**WORK REQUIRED**
Transcribe the material verbatim in full; the pictures do not belong in the copy.

[Entries from a dataset]
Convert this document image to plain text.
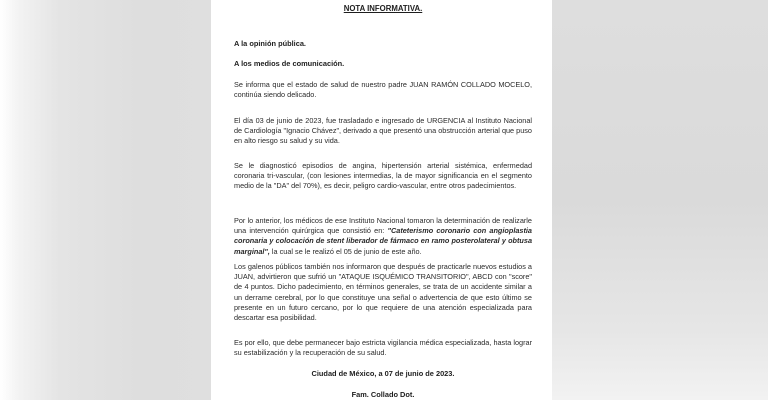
NOTA INFORMATIVA.
A la opinión pública.
A los medios de comunicación.
Se informa que el estado de salud de nuestro padre JUAN RAMÓN COLLADO MOCELO, continúa siendo delicado.
El día 03 de junio de 2023, fue trasladado e ingresado de URGENCIA al Instituto Nacional de Cardiología "Ignacio Chávez", derivado a que presentó una obstrucción arterial que puso en alto riesgo su salud y su vida.
Se le diagnosticó episodios de angina, hipertensión arterial sistémica, enfermedad coronaria tri-vascular, (con lesiones intermedias, la de mayor significancia en el segmento medio de la "DA" del 70%), es decir, peligro cardio-vascular, entre otros padecimientos.
Por lo anterior, los médicos de ese Instituto Nacional tomaron la determinación de realizarle una intervención quirúrgica que consistió en: "Cateterismo coronario con angioplastia coronaria y colocación de stent liberador de fármaco en ramo posterolateral y obtusa marginal", la cual se le realizó el 05 de junio de este año.
Los galenos públicos también nos informaron que después de practicarle nuevos estudios a JUAN, advirtieron que sufrió un "ATAQUE ISQUÉMICO TRANSITORIO", ABCD con "score" de 4 puntos. Dicho padecimiento, en términos generales, se trata de un accidente similar a un derrame cerebral, por lo que constituye una señal o advertencia de que esto último se presente en un futuro cercano, por lo que requiere de una atención especializada para descartar esa posibilidad.
Es por ello, que debe permanecer bajo estricta vigilancia médica especializada, hasta lograr su estabilización y la recuperación de su salud.
Ciudad de México, a 07 de junio de 2023.
Fam. Collado Dot.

**RESPONSE TO THIS EXERCISE**
Convert this document image to plain text.
NOTA INFORMATIVA.
A la opinión pública.
A los medios de comunicación.
Se informa que el estado de salud de nuestro padre JUAN RAMÓN COLLADO MOCELO, continúa siendo delicado.
El día 03 de junio de 2023, fue trasladado e ingresado de URGENCIA al Instituto Nacional de Cardiología "Ignacio Chávez", derivado a que presentó una obstrucción arterial que puso en alto riesgo su salud y su vida.
Se le diagnosticó episodios de angina, hipertensión arterial sistémica, enfermedad coronaria tri-vascular, (con lesiones intermedias, la de mayor significancia en el segmento medio de la "DA" del 70%), es decir, peligro cardio-vascular, entre otros padecimientos.
Por lo anterior, los médicos de ese Instituto Nacional tomaron la determinación de realizarle una intervención quirúrgica que consistió en: "Cateterismo coronario con angioplastia coronaria y colocación de stent liberador de fármaco en ramo posterolateral y obtusa marginal", la cual se le realizó el 05 de junio de este año.
Los galenos públicos también nos informaron que después de practicarle nuevos estudios a JUAN, advirtieron que sufrió un "ATAQUE ISQUÉMICO TRANSITORIO", ABCD con "score" de 4 puntos. Dicho padecimiento, en términos generales, se trata de un accidente similar a un derrame cerebral, por lo que constituye una señal o advertencia de que esto último se presente en un futuro cercano, por lo que requiere de una atención especializada para descartar esa posibilidad.
Es por ello, que debe permanecer bajo estricta vigilancia médica especializada, hasta lograr su estabilización y la recuperación de su salud.
Ciudad de México, a 07 de junio de 2023.
Fam. Collado Dot.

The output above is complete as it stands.